Excerpted passage -
++++
Purpose of the Study:

  • To generate and characterize iPSC-derived mesenchymal progenitor cells (iMPCs), endothelial cells (iECs), and macrophages (iMØ) from diverse donors.
  • To investigate the cellular markers, pluripotency, and immune regulatory properties of these iPSC-derived cell types.
  • To establish a 3D in vitro model for replicating bone regeneration using co-cultures of iMPCs, iECs, and iMØ from the same donor.

Main Methods:

  • Generation of iPSC-derived mesenchymal progenitor cells (iMPCs), endothelial cells (iECs), and macrophages (iMØ) from multiple donors.
  • Characterization of cellular markers, pluripotency, and immune properties of generated cell types.
  • Co-culture of iMPCs, iECs, and iMØ in a 3D in vitro model to simulate bone regeneration.

Main Results:

  • Cells derived from different donors displayed unique patient-specific characteristics.
++++
Exercise data -

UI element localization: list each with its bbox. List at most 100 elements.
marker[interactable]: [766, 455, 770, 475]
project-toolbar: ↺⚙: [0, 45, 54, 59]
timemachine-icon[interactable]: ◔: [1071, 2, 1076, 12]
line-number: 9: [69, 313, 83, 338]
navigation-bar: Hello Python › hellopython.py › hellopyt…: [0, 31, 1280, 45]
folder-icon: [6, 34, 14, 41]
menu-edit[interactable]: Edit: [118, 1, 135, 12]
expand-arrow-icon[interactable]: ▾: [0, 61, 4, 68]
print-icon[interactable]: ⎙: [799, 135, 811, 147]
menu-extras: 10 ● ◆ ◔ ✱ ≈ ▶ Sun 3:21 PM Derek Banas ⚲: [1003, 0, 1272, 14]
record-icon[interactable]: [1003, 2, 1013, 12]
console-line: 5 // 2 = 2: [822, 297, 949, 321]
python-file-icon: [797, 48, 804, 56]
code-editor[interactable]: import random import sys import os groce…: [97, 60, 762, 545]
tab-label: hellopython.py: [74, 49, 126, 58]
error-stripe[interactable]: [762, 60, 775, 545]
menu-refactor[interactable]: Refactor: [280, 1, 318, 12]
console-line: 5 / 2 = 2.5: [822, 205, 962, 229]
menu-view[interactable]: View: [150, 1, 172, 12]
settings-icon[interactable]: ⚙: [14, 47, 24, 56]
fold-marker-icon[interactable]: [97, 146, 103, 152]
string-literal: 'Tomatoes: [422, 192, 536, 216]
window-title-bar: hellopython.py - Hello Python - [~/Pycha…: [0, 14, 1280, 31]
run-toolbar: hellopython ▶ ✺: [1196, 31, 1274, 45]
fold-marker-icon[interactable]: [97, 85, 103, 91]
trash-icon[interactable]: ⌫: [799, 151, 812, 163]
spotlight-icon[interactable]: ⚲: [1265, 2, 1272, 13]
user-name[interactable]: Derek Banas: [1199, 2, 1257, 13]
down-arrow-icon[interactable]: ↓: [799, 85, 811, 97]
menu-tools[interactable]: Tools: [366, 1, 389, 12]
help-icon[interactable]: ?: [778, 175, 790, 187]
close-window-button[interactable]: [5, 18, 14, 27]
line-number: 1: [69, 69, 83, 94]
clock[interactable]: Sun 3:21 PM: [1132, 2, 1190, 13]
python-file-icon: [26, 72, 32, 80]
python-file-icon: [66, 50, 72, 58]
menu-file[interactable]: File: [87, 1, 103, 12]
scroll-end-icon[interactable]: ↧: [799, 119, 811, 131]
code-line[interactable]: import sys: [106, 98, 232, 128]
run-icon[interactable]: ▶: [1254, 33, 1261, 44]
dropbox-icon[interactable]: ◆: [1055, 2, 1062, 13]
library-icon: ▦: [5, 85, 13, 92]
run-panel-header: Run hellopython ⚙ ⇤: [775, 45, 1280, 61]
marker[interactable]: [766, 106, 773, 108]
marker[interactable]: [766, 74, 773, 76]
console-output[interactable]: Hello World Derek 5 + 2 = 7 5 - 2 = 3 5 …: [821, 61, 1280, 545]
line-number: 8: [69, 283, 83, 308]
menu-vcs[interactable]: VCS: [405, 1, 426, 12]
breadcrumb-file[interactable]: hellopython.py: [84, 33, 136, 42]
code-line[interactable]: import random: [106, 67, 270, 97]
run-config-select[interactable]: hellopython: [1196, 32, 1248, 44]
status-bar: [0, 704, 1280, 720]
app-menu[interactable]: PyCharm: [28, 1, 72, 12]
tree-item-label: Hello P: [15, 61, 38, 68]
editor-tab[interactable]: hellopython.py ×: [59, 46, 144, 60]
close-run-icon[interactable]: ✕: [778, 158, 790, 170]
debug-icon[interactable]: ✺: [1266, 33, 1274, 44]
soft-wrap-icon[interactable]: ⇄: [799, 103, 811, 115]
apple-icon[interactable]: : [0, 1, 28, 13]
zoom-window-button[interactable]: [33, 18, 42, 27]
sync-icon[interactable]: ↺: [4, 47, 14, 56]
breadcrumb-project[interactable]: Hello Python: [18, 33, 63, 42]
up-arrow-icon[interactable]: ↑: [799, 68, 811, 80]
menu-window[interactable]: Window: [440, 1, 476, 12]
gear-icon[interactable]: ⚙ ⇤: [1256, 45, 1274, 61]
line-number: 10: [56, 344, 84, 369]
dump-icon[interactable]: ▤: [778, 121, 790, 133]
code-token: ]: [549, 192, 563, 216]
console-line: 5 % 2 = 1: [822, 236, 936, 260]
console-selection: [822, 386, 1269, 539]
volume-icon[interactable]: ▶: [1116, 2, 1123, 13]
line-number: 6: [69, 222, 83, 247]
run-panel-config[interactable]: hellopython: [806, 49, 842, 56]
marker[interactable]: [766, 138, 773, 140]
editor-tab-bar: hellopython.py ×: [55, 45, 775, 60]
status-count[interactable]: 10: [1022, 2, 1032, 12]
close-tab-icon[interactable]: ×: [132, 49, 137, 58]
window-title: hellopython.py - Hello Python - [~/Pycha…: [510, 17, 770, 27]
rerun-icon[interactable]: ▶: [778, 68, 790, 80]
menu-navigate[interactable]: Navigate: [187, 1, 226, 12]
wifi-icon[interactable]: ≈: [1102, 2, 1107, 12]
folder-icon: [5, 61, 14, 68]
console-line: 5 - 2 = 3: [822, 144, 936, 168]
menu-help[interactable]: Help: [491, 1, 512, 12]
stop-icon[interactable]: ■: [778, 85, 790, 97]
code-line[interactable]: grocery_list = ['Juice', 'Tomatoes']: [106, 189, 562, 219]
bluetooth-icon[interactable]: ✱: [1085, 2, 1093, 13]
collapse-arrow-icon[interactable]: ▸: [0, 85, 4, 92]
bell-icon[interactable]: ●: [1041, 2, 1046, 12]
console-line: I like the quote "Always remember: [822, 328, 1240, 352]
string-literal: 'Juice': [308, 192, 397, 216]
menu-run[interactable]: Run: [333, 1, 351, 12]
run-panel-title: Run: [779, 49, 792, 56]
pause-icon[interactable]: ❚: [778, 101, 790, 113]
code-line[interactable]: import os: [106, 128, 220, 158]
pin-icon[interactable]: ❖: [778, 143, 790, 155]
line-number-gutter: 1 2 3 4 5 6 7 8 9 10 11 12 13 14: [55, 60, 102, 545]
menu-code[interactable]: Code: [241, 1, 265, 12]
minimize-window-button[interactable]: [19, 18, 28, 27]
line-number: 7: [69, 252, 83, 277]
++++
Assignment - Continue the summary of the study on iPSC-derived cells for bone regeneration, picking up right after its last bullet.

Written answer -
  • Significant variations in regenerative capacities were observed among cells from different donors.
  • The study successfully replicated bone regeneration in a 3D in vitro model using patient-specific iPSC-derived cells.

Conclusions:

  • iPSC-derived cells serve as a valuable tool for personalized bone formation research.
  • Patient-specific characteristics influence the regenerative potential of iPSC-derived cells.
  • This model can predict the efficacy of cell-based therapies for personalized tissue regeneration.